TASK TO COMPLETE:
Find the lines containing "kind" and say how many there are, with no other words.

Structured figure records
....

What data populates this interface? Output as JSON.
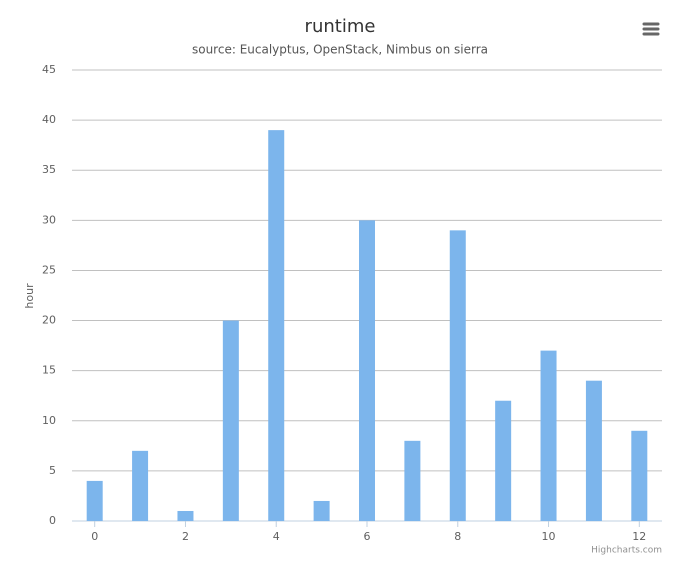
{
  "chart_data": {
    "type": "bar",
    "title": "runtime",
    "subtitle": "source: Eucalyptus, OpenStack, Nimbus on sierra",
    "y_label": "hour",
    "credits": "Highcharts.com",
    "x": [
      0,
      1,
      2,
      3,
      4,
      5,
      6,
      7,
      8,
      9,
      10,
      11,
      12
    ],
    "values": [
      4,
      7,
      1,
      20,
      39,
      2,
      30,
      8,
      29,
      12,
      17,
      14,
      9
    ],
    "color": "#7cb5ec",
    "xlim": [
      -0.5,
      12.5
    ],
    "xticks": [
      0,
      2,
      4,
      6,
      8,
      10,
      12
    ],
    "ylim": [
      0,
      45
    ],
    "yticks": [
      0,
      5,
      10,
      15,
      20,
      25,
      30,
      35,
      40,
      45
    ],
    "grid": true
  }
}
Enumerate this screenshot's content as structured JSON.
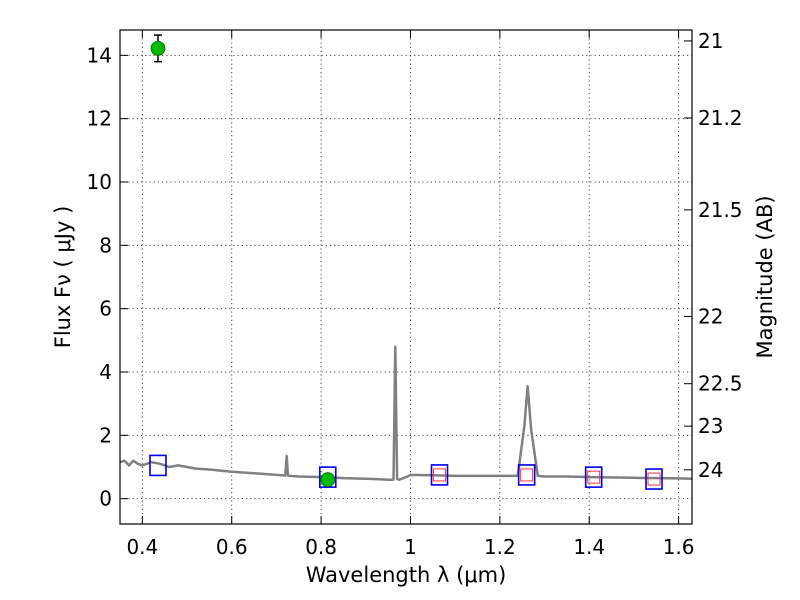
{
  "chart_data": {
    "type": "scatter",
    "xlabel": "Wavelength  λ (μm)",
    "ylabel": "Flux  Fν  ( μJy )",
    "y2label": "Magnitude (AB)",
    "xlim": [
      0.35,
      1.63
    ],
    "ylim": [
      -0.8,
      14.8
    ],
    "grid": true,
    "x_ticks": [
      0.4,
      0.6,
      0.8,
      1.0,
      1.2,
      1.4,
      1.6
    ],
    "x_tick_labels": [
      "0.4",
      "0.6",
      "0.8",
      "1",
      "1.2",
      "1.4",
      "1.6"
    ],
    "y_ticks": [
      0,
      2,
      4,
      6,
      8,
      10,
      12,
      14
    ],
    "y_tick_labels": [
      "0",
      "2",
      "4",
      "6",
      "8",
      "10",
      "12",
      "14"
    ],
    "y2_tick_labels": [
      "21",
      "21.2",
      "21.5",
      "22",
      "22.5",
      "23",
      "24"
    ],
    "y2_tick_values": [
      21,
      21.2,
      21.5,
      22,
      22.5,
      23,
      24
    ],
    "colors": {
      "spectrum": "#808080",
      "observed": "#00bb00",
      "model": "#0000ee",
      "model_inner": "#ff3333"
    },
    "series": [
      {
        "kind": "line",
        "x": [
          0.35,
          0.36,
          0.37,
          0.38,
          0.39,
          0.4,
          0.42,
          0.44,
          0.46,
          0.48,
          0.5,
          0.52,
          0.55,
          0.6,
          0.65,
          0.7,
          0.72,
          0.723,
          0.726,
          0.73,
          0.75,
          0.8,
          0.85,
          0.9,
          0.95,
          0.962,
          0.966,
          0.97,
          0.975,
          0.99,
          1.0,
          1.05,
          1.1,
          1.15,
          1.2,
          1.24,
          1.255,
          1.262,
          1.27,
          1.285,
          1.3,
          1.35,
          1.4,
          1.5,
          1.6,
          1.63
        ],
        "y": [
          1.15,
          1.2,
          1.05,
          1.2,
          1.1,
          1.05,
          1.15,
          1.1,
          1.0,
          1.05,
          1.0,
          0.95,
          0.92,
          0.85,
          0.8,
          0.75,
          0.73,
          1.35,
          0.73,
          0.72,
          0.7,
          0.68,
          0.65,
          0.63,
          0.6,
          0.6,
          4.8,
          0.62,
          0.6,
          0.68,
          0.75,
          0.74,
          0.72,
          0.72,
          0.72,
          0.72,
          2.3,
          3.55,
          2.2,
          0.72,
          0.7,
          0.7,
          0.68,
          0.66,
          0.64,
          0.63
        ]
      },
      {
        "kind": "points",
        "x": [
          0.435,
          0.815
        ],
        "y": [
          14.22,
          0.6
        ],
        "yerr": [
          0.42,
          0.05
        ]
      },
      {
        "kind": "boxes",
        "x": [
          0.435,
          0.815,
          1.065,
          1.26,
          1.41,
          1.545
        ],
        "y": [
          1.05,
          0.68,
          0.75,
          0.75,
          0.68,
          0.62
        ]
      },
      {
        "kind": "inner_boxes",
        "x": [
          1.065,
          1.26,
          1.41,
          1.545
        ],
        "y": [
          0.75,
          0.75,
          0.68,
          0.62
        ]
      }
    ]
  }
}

....

RESULT BELOW:
4